* [The request]:
Find and copy lines holding "JSON".
>> Begin
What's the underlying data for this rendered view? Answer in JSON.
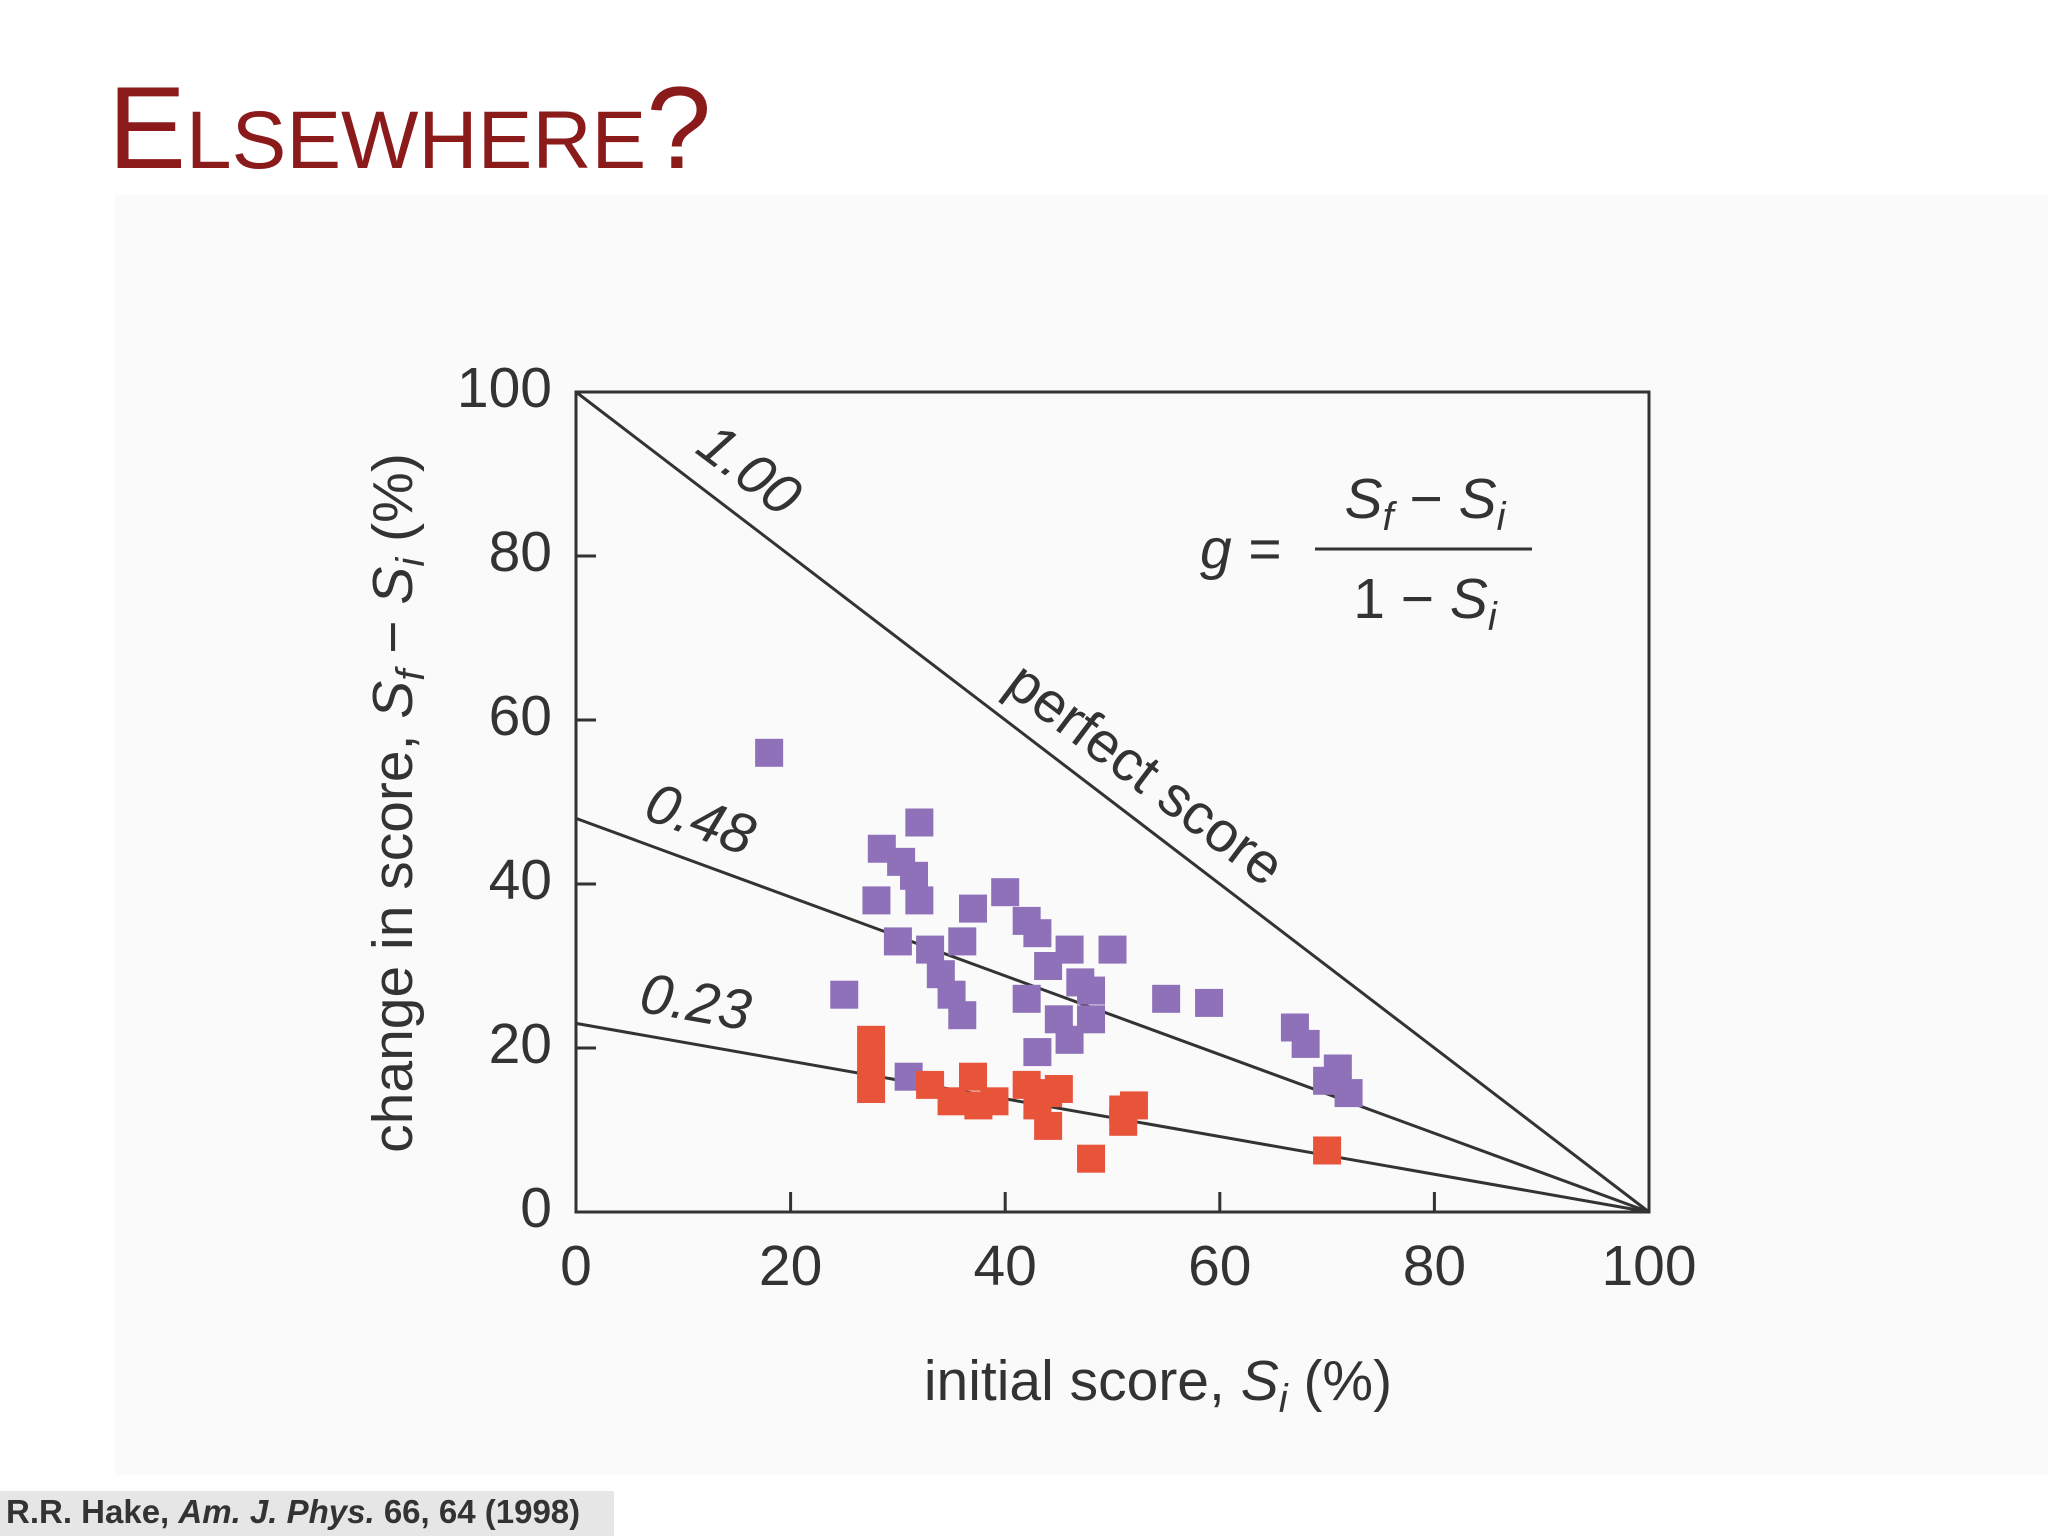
{
  "title": "Elsewhere?",
  "citation": {
    "author": "R.R. Hake,",
    "journal": "Am. J. Phys.",
    "ref": "66, 64 (1998)"
  },
  "chart_data": {
    "type": "scatter",
    "x_label": {
      "text": "initial score, ",
      "var": "S",
      "sub": "i",
      "unit": " (%)"
    },
    "y_label": {
      "text": "change in score, ",
      "var1": "S",
      "sub1": "f",
      "op": " − ",
      "var2": "S",
      "sub2": "i",
      "unit": " (%)"
    },
    "formula": {
      "lhs": "g =",
      "num_var1": "S",
      "num_sub1": "f",
      "num_op": " − ",
      "num_var2": "S",
      "num_sub2": "i",
      "den_text": "1 − ",
      "den_var": "S",
      "den_sub": "i"
    },
    "annotations": [
      "perfect score"
    ],
    "xlim": [
      0,
      100
    ],
    "ylim": [
      0,
      100
    ],
    "xticks": [
      0,
      20,
      40,
      60,
      80,
      100
    ],
    "yticks": [
      0,
      20,
      40,
      60,
      80,
      100
    ],
    "lines": [
      {
        "name": "1.00",
        "color": "#333333",
        "x": [
          0,
          100
        ],
        "values": [
          100,
          0
        ]
      },
      {
        "name": "0.48",
        "color": "#333333",
        "x": [
          0,
          100
        ],
        "values": [
          48,
          0
        ]
      },
      {
        "name": "0.23",
        "color": "#333333",
        "x": [
          0,
          100
        ],
        "values": [
          23,
          0
        ]
      }
    ],
    "series": [
      {
        "color": "#8e71b8",
        "x": [
          18,
          32,
          28.5,
          30.3,
          31.5,
          28,
          32,
          37,
          40,
          42,
          43,
          30,
          33,
          36,
          46,
          50,
          34,
          44,
          47,
          48,
          25,
          35,
          42,
          55,
          59,
          36,
          45,
          48,
          67,
          68,
          43,
          46,
          71,
          70,
          72,
          31
        ],
        "values": [
          56,
          47.5,
          44.3,
          42.7,
          41,
          38,
          38,
          37,
          39,
          35.5,
          34,
          33,
          32,
          33,
          32,
          32,
          29,
          30,
          28,
          27,
          26.5,
          26.5,
          26,
          26,
          25.5,
          24,
          23.5,
          23.5,
          22.5,
          20.5,
          19.5,
          21,
          17.5,
          16,
          14.5,
          16.5
        ]
      },
      {
        "color": "#e8543a",
        "x": [
          27.5,
          27.5,
          27.5,
          33,
          35,
          37,
          37.5,
          39,
          42,
          44,
          45,
          43,
          44,
          48,
          51,
          52,
          51,
          70
        ],
        "values": [
          21,
          18,
          15,
          15.5,
          13.5,
          16.5,
          13,
          13.5,
          15.5,
          14.5,
          15,
          13,
          10.5,
          6.5,
          12.5,
          13,
          11,
          7.5
        ]
      }
    ]
  }
}
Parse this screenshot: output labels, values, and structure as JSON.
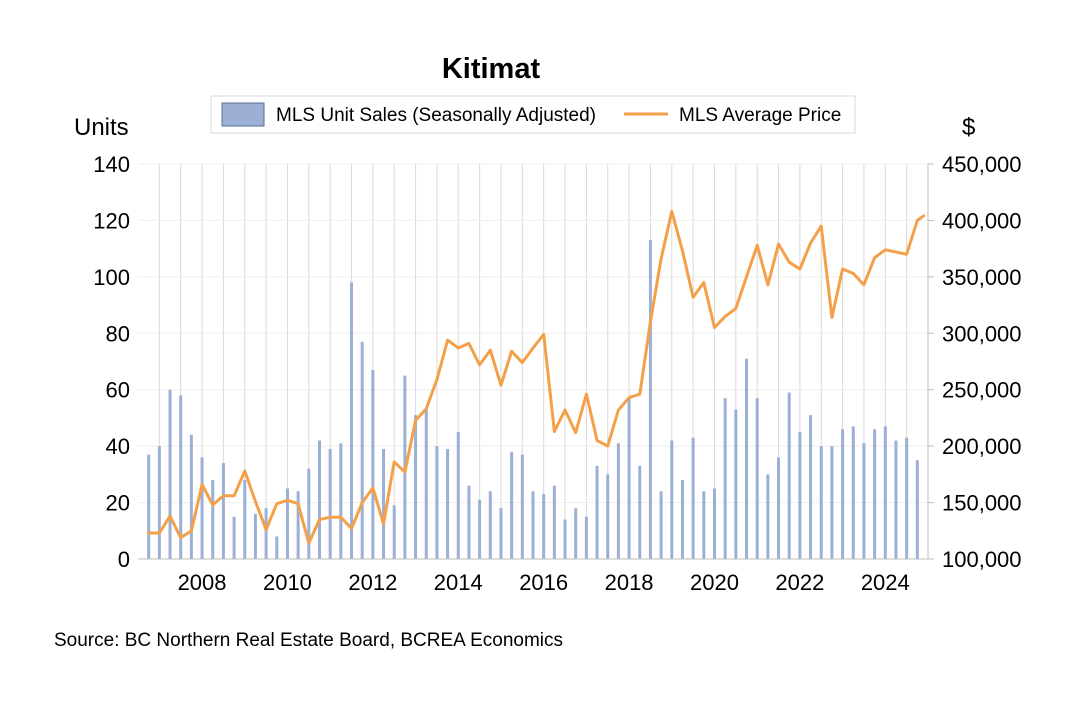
{
  "chart_data": {
    "type": "bar+line",
    "title": "Kitimat",
    "left_axis": {
      "label": "Units",
      "range": [
        0,
        140
      ],
      "ticks": [
        "0",
        "20",
        "40",
        "60",
        "80",
        "100",
        "120",
        "140"
      ]
    },
    "right_axis": {
      "label": "$",
      "range": [
        100000,
        450000
      ],
      "ticks": [
        "100,000",
        "150,000",
        "200,000",
        "250,000",
        "300,000",
        "350,000",
        "400,000",
        "450,000"
      ]
    },
    "x_range": [
      2006.5,
      2025.0
    ],
    "x_tick_labels": [
      "2008",
      "2010",
      "2012",
      "2014",
      "2016",
      "2018",
      "2020",
      "2022",
      "2024"
    ],
    "grid": "vertical",
    "legend_position": "top",
    "colors": {
      "bars": "#9bb0d4",
      "line": "#f4a04a",
      "grid": "#d9d9d9"
    },
    "series": [
      {
        "name": "MLS Unit Sales (Seasonally Adjusted)",
        "type": "bar",
        "axis": "left",
        "x": [
          2006.75,
          2007.0,
          2007.25,
          2007.5,
          2007.75,
          2008.0,
          2008.25,
          2008.5,
          2008.75,
          2009.0,
          2009.25,
          2009.5,
          2009.75,
          2010.0,
          2010.25,
          2010.5,
          2010.75,
          2011.0,
          2011.25,
          2011.5,
          2011.75,
          2012.0,
          2012.25,
          2012.5,
          2012.75,
          2013.0,
          2013.25,
          2013.5,
          2013.75,
          2014.0,
          2014.25,
          2014.5,
          2014.75,
          2015.0,
          2015.25,
          2015.5,
          2015.75,
          2016.0,
          2016.25,
          2016.5,
          2016.75,
          2017.0,
          2017.25,
          2017.5,
          2017.75,
          2018.0,
          2018.25,
          2018.5,
          2018.75,
          2019.0,
          2019.25,
          2019.5,
          2019.75,
          2020.0,
          2020.25,
          2020.5,
          2020.75,
          2021.0,
          2021.25,
          2021.5,
          2021.75,
          2022.0,
          2022.25,
          2022.5,
          2022.75,
          2023.0,
          2023.25,
          2023.5,
          2023.75,
          2024.0,
          2024.25,
          2024.5,
          2024.75
        ],
        "values": [
          37,
          40,
          60,
          58,
          44,
          36,
          28,
          34,
          15,
          28,
          16,
          18,
          8,
          25,
          24,
          32,
          42,
          39,
          41,
          98,
          77,
          67,
          39,
          19,
          65,
          51,
          53,
          40,
          39,
          45,
          26,
          21,
          24,
          18,
          38,
          37,
          24,
          23,
          26,
          14,
          18,
          15,
          33,
          30,
          41,
          57,
          33,
          113,
          24,
          42,
          28,
          43,
          24,
          25,
          57,
          53,
          71,
          57,
          30,
          36,
          59,
          45,
          51,
          40,
          40,
          46,
          47,
          41,
          46,
          47,
          42,
          43,
          35
        ]
      },
      {
        "name": "MLS Average Price",
        "type": "line",
        "axis": "right",
        "x": [
          2006.75,
          2007.0,
          2007.25,
          2007.5,
          2007.75,
          2008.0,
          2008.25,
          2008.5,
          2008.75,
          2009.0,
          2009.25,
          2009.5,
          2009.75,
          2010.0,
          2010.25,
          2010.5,
          2010.75,
          2011.0,
          2011.25,
          2011.5,
          2011.75,
          2012.0,
          2012.25,
          2012.5,
          2012.75,
          2013.0,
          2013.25,
          2013.5,
          2013.75,
          2014.0,
          2014.25,
          2014.5,
          2014.75,
          2015.0,
          2015.25,
          2015.5,
          2015.75,
          2016.0,
          2016.25,
          2016.5,
          2016.75,
          2017.0,
          2017.25,
          2017.5,
          2017.75,
          2018.0,
          2018.25,
          2018.5,
          2018.75,
          2019.0,
          2019.25,
          2019.5,
          2019.75,
          2020.0,
          2020.25,
          2020.5,
          2020.75,
          2021.0,
          2021.25,
          2021.5,
          2021.75,
          2022.0,
          2022.25,
          2022.5,
          2022.75,
          2023.0,
          2023.25,
          2023.5,
          2023.75,
          2024.0,
          2024.25,
          2024.5,
          2024.75,
          2024.9
        ],
        "values": [
          123000,
          123000,
          138000,
          119000,
          125000,
          166000,
          148000,
          156000,
          156000,
          178000,
          151000,
          126000,
          149000,
          152000,
          149000,
          114000,
          135000,
          137000,
          137000,
          127000,
          150000,
          163000,
          131000,
          186000,
          177000,
          223000,
          233000,
          259000,
          294000,
          287000,
          291000,
          272000,
          285000,
          254000,
          284000,
          274000,
          287000,
          299000,
          213000,
          232000,
          212000,
          246000,
          205000,
          200000,
          232000,
          243000,
          246000,
          310000,
          366000,
          408000,
          373000,
          332000,
          345000,
          305000,
          315000,
          322000,
          350000,
          378000,
          343000,
          379000,
          363000,
          357000,
          380000,
          395000,
          314000,
          357000,
          353000,
          343000,
          367000,
          374000,
          372000,
          370000,
          400000,
          404000
        ]
      }
    ]
  },
  "source": "Source:  BC Northern Real Estate Board, BCREA Economics"
}
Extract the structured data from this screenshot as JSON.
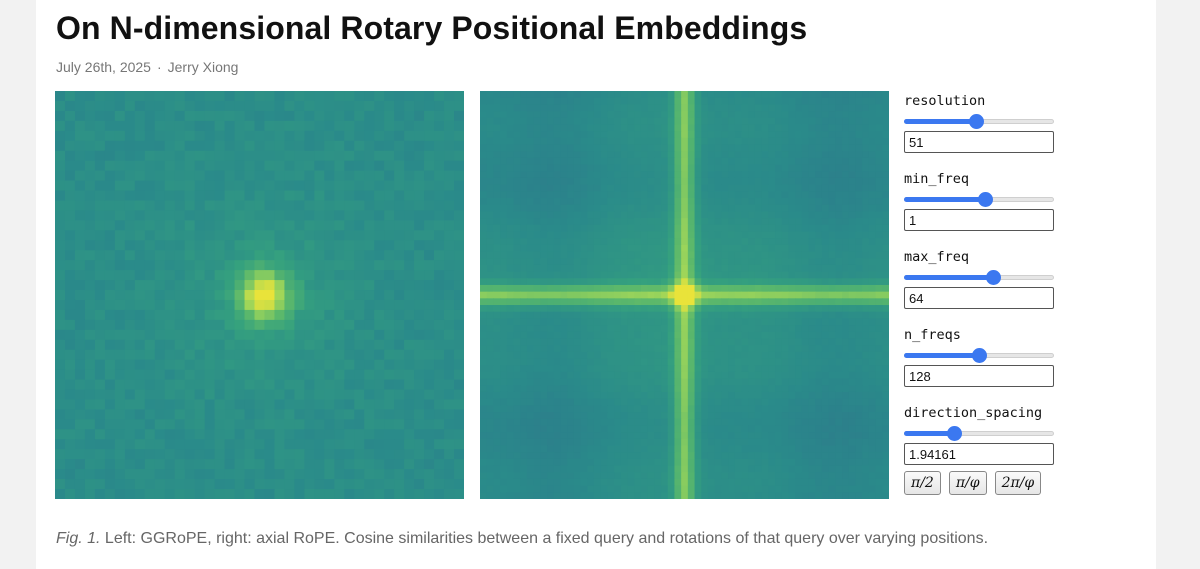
{
  "article": {
    "title": "On N-dimensional Rotary Positional Embeddings",
    "date": "July 26th, 2025",
    "separator": "·",
    "author": "Jerry Xiong"
  },
  "figures": {
    "left": {
      "kind": "heatmap",
      "pattern": "radial-peak",
      "peak_value": 1.0
    },
    "right": {
      "kind": "heatmap",
      "pattern": "cross-peak",
      "peak_value": 1.0
    },
    "colormap": [
      "#2f6e8e",
      "#2a8a8a",
      "#35a17e",
      "#5cb86b",
      "#9dd55a",
      "#e9e33a"
    ]
  },
  "controls": {
    "resolution": {
      "label": "resolution",
      "value": "51",
      "fraction": 0.48
    },
    "min_freq": {
      "label": "min_freq",
      "value": "1",
      "fraction": 0.54
    },
    "max_freq": {
      "label": "max_freq",
      "value": "64",
      "fraction": 0.59
    },
    "n_freqs": {
      "label": "n_freqs",
      "value": "128",
      "fraction": 0.5
    },
    "direction_spacing": {
      "label": "direction_spacing",
      "value": "1.94161",
      "fraction": 0.33
    },
    "buttons": {
      "half_pi": "π/2",
      "pi_phi": "π/φ",
      "two_pi_phi": "2π/φ"
    }
  },
  "caption": {
    "fig": "Fig. 1.",
    "text": "Left: GGRoPE, right: axial RoPE. Cosine similarities between a fixed query and rotations of that query over varying positions."
  }
}
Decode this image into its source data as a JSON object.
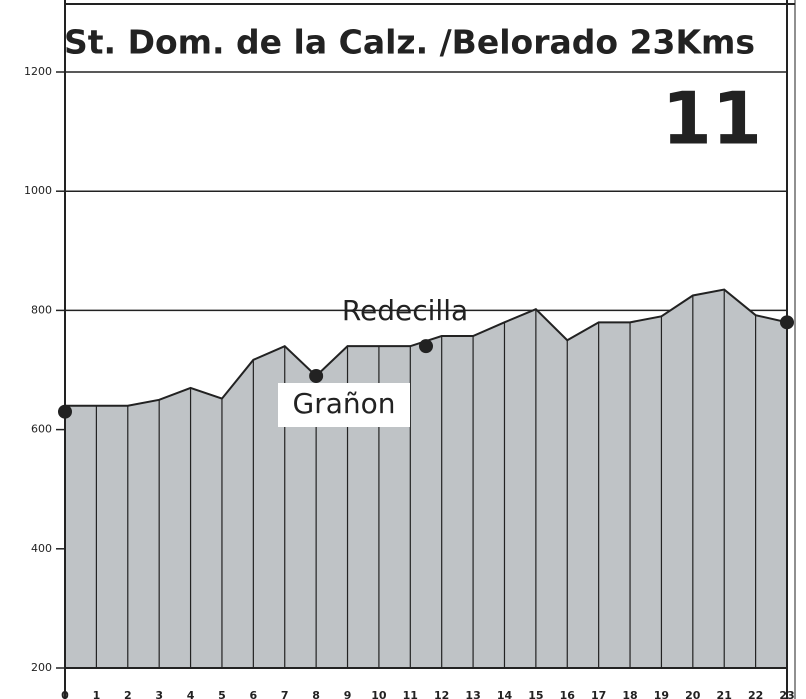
{
  "chart_data": {
    "type": "area",
    "title": "St. Dom. de la Calz. /Belorado 23Kms",
    "subtitle": "11",
    "x": [
      0,
      1,
      2,
      3,
      4,
      5,
      6,
      7,
      8,
      9,
      10,
      11,
      12,
      13,
      14,
      15,
      16,
      17,
      18,
      19,
      20,
      21,
      22,
      23
    ],
    "series": [
      {
        "color": "#bfc3c6",
        "values": [
          640,
          640,
          640,
          650,
          670,
          652,
          717,
          740,
          690,
          740,
          740,
          740,
          757,
          757,
          780,
          802,
          750,
          780,
          780,
          790,
          825,
          835,
          792,
          780
        ]
      }
    ],
    "markers": {
      "x": [
        0,
        8,
        11.5,
        23
      ],
      "y": [
        630,
        690,
        740,
        780
      ]
    },
    "annotations": [
      {
        "text": "Grañon"
      },
      {
        "text": "Redecilla"
      }
    ],
    "xlim": [
      0,
      23
    ],
    "xticks": [
      0,
      1,
      2,
      3,
      4,
      5,
      6,
      7,
      8,
      9,
      10,
      11,
      12,
      13,
      14,
      15,
      16,
      17,
      18,
      19,
      20,
      21,
      22,
      23
    ],
    "ylim": [
      200,
      1200
    ],
    "yticks": [
      200,
      400,
      600,
      800,
      1000,
      1200
    ],
    "grid": true
  }
}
>> End
* [Answer to this exercise]:
What's the underlying data for this rendered view? Answer in JSON.
Parse this screenshot: output labels, values, and structure as JSON.
Extract the structured data from this screenshot as JSON.
Decode this image into its source data as a JSON object.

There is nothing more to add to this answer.